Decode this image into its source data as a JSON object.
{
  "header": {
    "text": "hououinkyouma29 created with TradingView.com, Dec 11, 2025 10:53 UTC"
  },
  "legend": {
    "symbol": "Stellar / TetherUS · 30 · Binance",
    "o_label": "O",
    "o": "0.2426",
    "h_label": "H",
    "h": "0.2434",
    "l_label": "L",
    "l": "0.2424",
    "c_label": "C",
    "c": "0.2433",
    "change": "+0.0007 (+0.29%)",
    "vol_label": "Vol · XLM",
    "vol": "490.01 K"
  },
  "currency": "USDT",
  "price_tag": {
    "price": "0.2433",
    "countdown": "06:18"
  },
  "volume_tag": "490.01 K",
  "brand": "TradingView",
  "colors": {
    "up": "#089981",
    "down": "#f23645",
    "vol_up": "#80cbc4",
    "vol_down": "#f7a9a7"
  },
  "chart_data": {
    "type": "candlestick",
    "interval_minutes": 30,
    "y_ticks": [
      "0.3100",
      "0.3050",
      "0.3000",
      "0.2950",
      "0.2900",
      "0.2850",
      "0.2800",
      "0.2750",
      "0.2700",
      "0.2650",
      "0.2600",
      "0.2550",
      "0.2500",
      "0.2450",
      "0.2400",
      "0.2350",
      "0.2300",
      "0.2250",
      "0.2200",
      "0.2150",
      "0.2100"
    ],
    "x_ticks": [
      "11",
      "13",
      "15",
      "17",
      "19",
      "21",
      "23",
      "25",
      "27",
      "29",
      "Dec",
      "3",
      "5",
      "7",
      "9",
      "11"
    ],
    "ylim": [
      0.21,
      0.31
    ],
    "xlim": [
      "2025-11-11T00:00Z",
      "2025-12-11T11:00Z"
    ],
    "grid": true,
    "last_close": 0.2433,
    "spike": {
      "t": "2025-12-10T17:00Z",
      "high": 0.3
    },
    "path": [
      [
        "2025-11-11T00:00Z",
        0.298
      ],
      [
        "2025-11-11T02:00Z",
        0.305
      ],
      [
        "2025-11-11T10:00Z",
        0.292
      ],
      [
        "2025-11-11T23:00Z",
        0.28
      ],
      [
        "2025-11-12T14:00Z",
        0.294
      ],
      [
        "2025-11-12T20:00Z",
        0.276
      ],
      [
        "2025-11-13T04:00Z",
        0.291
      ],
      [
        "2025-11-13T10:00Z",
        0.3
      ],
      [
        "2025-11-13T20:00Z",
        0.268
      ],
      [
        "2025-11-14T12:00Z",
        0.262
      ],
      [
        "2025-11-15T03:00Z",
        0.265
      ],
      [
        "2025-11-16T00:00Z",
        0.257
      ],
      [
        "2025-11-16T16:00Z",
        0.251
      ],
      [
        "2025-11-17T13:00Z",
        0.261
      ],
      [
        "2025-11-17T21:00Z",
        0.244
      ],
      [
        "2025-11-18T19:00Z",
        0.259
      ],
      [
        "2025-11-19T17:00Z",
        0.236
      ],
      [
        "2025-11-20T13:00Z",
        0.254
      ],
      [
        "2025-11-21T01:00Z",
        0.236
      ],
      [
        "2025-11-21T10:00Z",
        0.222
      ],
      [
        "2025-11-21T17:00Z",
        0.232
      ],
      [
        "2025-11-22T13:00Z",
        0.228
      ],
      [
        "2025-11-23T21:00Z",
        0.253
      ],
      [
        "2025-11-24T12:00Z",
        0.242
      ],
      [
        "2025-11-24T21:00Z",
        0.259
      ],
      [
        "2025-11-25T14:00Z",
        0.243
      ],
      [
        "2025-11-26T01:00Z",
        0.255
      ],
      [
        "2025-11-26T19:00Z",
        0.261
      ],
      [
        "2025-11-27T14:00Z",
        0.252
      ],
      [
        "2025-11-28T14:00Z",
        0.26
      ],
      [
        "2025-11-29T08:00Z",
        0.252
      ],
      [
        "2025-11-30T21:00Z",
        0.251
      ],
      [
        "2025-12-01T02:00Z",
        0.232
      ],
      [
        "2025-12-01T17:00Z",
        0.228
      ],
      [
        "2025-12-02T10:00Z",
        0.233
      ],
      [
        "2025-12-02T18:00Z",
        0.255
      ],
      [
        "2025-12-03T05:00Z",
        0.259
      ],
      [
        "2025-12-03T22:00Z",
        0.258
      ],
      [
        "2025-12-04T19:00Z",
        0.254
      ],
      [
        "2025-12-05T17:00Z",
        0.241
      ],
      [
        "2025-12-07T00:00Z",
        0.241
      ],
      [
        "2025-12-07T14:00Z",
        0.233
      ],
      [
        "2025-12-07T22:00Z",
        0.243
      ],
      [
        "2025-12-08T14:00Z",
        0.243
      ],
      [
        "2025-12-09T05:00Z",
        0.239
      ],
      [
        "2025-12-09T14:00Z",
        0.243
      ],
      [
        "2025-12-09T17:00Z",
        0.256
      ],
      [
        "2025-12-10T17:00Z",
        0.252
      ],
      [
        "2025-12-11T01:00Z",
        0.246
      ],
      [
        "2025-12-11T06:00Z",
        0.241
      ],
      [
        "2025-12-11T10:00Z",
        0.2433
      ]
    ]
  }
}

# Exercise directions
Reproduce each line of the material containing the word "TradingView".

# Response for this exercise
    "text": "hououinkyouma29 created with TradingView.com, Dec 11, 2025 10:53 UTC"
  "brand": "TradingView",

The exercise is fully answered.